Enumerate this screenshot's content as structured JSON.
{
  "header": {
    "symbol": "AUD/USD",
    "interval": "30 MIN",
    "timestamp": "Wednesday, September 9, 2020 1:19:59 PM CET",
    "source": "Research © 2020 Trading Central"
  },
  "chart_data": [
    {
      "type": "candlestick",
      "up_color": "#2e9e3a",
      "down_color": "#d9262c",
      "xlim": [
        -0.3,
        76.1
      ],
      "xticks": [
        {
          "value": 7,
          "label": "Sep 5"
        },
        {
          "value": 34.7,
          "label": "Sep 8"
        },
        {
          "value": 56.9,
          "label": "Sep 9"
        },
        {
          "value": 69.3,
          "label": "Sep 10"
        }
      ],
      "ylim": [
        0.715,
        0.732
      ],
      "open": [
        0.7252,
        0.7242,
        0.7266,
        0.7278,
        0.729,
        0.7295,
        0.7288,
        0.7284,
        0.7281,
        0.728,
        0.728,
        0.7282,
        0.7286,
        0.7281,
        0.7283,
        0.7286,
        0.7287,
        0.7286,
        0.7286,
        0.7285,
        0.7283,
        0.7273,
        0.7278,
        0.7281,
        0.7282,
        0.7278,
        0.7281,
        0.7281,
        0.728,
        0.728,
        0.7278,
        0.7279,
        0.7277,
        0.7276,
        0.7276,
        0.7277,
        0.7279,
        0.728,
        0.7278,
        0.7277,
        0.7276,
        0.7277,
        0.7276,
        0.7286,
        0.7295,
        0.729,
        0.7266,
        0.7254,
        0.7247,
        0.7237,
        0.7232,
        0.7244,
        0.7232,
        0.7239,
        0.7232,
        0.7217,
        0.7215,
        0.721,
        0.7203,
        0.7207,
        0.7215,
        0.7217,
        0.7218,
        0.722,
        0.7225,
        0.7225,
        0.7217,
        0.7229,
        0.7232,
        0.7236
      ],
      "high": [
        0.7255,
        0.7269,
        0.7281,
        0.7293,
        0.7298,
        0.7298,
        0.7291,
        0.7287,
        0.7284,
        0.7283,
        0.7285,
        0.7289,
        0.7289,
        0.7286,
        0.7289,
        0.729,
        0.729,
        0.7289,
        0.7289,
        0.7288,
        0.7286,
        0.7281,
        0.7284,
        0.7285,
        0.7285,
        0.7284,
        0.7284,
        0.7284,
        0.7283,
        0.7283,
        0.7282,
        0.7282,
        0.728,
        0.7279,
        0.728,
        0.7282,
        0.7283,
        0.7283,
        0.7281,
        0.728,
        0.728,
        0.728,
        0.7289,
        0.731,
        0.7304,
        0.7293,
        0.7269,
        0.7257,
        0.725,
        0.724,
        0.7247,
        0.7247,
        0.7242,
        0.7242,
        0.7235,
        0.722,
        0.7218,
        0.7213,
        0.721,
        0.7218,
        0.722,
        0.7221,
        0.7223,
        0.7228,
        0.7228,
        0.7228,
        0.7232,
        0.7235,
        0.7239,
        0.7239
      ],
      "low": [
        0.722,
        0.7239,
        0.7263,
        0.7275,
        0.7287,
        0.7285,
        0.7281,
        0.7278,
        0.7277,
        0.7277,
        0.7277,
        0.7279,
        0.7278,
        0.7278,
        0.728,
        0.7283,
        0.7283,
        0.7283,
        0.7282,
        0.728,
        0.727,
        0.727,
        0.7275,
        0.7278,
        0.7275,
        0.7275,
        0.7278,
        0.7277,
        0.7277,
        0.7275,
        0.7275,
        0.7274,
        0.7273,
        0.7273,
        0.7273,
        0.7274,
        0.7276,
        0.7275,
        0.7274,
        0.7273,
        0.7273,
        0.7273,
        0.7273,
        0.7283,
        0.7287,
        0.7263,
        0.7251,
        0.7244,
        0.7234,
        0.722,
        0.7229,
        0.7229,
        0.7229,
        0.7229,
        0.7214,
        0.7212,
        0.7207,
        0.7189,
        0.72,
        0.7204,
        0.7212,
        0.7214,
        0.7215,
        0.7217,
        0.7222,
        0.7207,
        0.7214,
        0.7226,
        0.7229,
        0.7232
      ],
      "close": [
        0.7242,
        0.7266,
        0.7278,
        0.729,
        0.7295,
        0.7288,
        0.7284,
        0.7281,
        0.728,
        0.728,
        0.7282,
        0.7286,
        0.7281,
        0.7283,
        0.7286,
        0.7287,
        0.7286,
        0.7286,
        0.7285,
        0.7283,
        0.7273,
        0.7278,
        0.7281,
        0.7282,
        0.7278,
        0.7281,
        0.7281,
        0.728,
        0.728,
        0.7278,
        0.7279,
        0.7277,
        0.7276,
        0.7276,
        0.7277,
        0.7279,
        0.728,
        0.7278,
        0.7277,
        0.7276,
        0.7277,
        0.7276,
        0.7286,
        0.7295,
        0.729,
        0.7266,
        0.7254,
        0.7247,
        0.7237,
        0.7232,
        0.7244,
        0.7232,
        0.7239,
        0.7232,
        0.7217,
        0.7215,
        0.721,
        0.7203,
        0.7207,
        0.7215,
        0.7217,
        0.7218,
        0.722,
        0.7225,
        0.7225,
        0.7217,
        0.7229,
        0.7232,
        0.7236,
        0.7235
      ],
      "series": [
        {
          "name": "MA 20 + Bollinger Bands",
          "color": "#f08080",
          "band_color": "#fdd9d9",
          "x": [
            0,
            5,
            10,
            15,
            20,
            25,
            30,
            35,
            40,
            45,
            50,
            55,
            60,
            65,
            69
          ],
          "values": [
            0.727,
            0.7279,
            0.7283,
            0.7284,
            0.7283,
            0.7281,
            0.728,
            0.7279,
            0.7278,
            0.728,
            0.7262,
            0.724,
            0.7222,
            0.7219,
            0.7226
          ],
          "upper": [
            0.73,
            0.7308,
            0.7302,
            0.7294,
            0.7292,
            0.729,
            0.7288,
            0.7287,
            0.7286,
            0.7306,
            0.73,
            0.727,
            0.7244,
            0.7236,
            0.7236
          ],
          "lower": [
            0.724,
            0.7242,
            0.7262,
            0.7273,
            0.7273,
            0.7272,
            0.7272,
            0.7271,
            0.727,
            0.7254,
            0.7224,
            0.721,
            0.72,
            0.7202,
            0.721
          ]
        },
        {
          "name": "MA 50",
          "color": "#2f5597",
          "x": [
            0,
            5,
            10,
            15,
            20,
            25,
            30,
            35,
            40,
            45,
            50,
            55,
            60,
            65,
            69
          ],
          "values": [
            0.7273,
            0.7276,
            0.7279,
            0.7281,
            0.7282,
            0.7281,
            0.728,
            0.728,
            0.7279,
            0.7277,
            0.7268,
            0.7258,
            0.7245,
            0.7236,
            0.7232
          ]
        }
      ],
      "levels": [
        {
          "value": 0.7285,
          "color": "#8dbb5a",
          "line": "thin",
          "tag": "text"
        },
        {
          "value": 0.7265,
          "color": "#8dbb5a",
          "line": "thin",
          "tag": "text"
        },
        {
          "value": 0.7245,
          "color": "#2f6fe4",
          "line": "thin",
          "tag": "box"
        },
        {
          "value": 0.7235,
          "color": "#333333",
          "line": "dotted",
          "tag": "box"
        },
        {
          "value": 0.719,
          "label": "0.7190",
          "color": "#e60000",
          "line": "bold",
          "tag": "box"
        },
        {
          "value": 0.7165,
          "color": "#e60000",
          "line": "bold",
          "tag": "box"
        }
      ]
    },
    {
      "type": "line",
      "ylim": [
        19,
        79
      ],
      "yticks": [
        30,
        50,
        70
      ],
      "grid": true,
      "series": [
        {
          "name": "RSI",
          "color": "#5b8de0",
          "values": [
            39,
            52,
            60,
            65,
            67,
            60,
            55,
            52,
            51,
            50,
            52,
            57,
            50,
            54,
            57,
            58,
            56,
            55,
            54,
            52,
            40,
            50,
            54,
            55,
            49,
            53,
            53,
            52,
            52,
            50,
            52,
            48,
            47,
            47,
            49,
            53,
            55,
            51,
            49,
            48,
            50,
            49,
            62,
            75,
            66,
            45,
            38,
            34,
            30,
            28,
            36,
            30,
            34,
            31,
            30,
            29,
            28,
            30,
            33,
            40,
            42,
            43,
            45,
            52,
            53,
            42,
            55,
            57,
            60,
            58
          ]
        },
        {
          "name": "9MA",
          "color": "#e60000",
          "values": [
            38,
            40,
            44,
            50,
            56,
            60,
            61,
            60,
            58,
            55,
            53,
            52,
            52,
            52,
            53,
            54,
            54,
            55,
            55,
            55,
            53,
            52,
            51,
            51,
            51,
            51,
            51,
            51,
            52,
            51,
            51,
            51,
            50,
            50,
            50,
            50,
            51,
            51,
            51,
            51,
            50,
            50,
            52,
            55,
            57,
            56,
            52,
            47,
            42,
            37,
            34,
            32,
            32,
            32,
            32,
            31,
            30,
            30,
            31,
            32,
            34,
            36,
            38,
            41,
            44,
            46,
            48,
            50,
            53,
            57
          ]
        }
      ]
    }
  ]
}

- _The exercise_:
Which lines above hold the word "name"? Copy each of them.

- _Written answer_:
          "name": "MA 20 + Bollinger Bands",
          "name": "MA 50",
          "name": "RSI",
          "name": "9MA",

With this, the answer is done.